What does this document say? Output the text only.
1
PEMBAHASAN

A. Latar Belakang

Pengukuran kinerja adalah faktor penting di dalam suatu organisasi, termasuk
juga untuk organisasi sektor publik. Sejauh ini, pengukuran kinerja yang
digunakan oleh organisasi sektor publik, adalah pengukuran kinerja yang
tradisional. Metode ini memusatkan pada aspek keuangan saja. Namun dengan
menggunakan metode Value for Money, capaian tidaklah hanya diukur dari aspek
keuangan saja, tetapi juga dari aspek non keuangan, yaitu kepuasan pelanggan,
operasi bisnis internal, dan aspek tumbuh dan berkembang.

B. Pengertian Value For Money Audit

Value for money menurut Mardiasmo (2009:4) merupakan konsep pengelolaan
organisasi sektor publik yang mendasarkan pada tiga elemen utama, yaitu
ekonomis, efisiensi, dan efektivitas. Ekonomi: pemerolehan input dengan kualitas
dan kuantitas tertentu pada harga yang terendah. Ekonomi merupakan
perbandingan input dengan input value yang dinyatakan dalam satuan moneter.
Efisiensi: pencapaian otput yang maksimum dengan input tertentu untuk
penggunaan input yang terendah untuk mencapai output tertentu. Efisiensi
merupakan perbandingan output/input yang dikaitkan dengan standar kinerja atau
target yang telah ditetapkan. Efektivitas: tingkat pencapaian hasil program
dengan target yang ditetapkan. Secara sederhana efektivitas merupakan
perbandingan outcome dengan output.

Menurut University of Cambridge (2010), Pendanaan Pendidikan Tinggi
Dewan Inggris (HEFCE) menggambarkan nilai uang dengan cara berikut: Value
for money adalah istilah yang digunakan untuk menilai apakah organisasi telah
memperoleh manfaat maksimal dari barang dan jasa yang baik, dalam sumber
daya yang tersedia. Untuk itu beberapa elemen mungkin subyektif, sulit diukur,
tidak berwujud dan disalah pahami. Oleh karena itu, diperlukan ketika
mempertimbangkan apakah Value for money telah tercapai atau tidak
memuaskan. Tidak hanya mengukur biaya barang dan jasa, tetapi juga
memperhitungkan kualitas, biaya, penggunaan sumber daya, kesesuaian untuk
· · · · · · ·
* TO BE DONE *
Retype the entries one by one, exactly.

* EXPECTED ANSWER *
What does this document say? Output the text only.
1
PEMBAHASAN

A. Latar Belakang

Pengukuran kinerja adalah faktor penting di dalam suatu organisasi, termasuk
juga untuk organisasi sektor publik. Sejauh ini, pengukuran kinerja yang
digunakan oleh organisasi sektor publik, adalah pengukuran kinerja yang
tradisional. Metode ini memusatkan pada aspek keuangan saja. Namun dengan
menggunakan metode Value for Money, capaian tidaklah hanya diukur dari aspek
keuangan saja, tetapi juga dari aspek non keuangan, yaitu kepuasan pelanggan,
operasi bisnis internal, dan aspek tumbuh dan berkembang.

B. Pengertian Value For Money Audit

Value for money menurut Mardiasmo (2009:4) merupakan konsep pengelolaan
organisasi sektor publik yang mendasarkan pada tiga elemen utama, yaitu
ekonomis, efisiensi, dan efektivitas. Ekonomi: pemerolehan input dengan kualitas
dan kuantitas tertentu pada harga yang terendah. Ekonomi merupakan
perbandingan input dengan input value yang dinyatakan dalam satuan moneter.
Efisiensi: pencapaian otput yang maksimum dengan input tertentu untuk
penggunaan input yang terendah untuk mencapai output tertentu. Efisiensi
merupakan perbandingan output/input yang dikaitkan dengan standar kinerja atau
target yang telah ditetapkan. Efektivitas: tingkat pencapaian hasil program
dengan target yang ditetapkan. Secara sederhana efektivitas merupakan
perbandingan outcome dengan output.

Menurut University of Cambridge (2010), Pendanaan Pendidikan Tinggi
Dewan Inggris (HEFCE) menggambarkan nilai uang dengan cara berikut: Value
for money adalah istilah yang digunakan untuk menilai apakah organisasi telah
memperoleh manfaat maksimal dari barang dan jasa yang baik, dalam sumber
daya yang tersedia. Untuk itu beberapa elemen mungkin subyektif, sulit diukur,
tidak berwujud dan disalah pahami. Oleh karena itu, diperlukan ketika
mempertimbangkan apakah Value for money telah tercapai atau tidak
memuaskan. Tidak hanya mengukur biaya barang dan jasa, tetapi juga
memperhitungkan kualitas, biaya, penggunaan sumber daya, kesesuaian untuk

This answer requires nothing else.